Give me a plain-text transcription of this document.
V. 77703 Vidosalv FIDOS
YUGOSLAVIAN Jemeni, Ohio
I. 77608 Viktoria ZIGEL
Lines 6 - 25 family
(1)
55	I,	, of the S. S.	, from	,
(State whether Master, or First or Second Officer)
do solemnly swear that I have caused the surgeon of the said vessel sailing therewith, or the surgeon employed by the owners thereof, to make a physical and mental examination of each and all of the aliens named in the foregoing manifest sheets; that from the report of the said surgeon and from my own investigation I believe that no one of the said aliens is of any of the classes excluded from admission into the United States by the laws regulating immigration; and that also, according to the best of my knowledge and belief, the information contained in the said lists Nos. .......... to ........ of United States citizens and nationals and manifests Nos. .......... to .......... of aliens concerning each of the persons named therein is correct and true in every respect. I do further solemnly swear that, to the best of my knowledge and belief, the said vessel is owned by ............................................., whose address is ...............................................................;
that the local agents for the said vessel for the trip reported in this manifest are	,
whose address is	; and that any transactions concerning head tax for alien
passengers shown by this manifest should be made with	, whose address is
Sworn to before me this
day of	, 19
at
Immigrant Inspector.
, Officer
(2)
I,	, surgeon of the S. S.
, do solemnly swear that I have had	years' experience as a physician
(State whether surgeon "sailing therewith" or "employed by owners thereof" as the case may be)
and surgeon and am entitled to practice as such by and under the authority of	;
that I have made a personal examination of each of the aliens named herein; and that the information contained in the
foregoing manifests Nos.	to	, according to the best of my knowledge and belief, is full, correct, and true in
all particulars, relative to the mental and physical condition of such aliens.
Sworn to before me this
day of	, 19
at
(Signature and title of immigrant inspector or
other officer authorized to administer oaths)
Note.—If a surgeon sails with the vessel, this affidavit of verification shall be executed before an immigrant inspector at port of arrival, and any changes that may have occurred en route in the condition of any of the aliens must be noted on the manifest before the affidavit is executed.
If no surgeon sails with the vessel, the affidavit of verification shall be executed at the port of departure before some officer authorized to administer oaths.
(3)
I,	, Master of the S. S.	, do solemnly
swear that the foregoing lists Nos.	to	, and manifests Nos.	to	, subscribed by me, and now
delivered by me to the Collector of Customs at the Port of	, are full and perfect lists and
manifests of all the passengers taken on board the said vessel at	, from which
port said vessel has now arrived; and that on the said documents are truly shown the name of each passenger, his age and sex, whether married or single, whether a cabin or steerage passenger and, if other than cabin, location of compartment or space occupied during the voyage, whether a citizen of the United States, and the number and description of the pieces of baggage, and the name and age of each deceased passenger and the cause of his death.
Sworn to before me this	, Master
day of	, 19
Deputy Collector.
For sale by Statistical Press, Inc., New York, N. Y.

————————

Print all the data exactly.

Give me a plain-text transcription of this document.
V. 77703 Vidosalv FIDOS
YUGOSLAVIAN Jemeni, Ohio
I. 77608 Viktoria ZIGEL
Lines 6 - 25 family
(1)
55	I,	, of the S. S.	, from	,
(State whether Master, or First or Second Officer)
do solemnly swear that I have caused the surgeon of the said vessel sailing therewith, or the surgeon employed by the owners thereof, to make a physical and mental examination of each and all of the aliens named in the foregoing manifest sheets; that from the report of the said surgeon and from my own investigation I believe that no one of the said aliens is of any of the classes excluded from admission into the United States by the laws regulating immigration; and that also, according to the best of my knowledge and belief, the information contained in the said lists Nos. .......... to ........ of United States citizens and nationals and manifests Nos. .......... to .......... of aliens concerning each of the persons named therein is correct and true in every respect. I do further solemnly swear that, to the best of my knowledge and belief, the said vessel is owned by ............................................., whose address is ...............................................................;
that the local agents for the said vessel for the trip reported in this manifest are	,
whose address is	; and that any transactions concerning head tax for alien
passengers shown by this manifest should be made with	, whose address is
Sworn to before me this
day of	, 19
at
Immigrant Inspector.
, Officer
(2)
I,	, surgeon of the S. S.
, do solemnly swear that I have had	years' experience as a physician
(State whether surgeon "sailing therewith" or "employed by owners thereof" as the case may be)
and surgeon and am entitled to practice as such by and under the authority of	;
that I have made a personal examination of each of the aliens named herein; and that the information contained in the
foregoing manifests Nos.	to	, according to the best of my knowledge and belief, is full, correct, and true in
all particulars, relative to the mental and physical condition of such aliens.
Sworn to before me this
day of	, 19
at
(Signature and title of immigrant inspector or
other officer authorized to administer oaths)
Note.—If a surgeon sails with the vessel, this affidavit of verification shall be executed before an immigrant inspector at port of arrival, and any changes that may have occurred en route in the condition of any of the aliens must be noted on the manifest before the affidavit is executed.
If no surgeon sails with the vessel, the affidavit of verification shall be executed at the port of departure before some officer authorized to administer oaths.
(3)
I,	, Master of the S. S.	, do solemnly
swear that the foregoing lists Nos.	to	, and manifests Nos.	to	, subscribed by me, and now
delivered by me to the Collector of Customs at the Port of	, are full and perfect lists and
manifests of all the passengers taken on board the said vessel at	, from which
port said vessel has now arrived; and that on the said documents are truly shown the name of each passenger, his age and sex, whether married or single, whether a cabin or steerage passenger and, if other than cabin, location of compartment or space occupied during the voyage, whether a citizen of the United States, and the number and description of the pieces of baggage, and the name and age of each deceased passenger and the cause of his death.
Sworn to before me this	, Master
day of	, 19
Deputy Collector.
For sale by Statistical Press, Inc., New York, N. Y.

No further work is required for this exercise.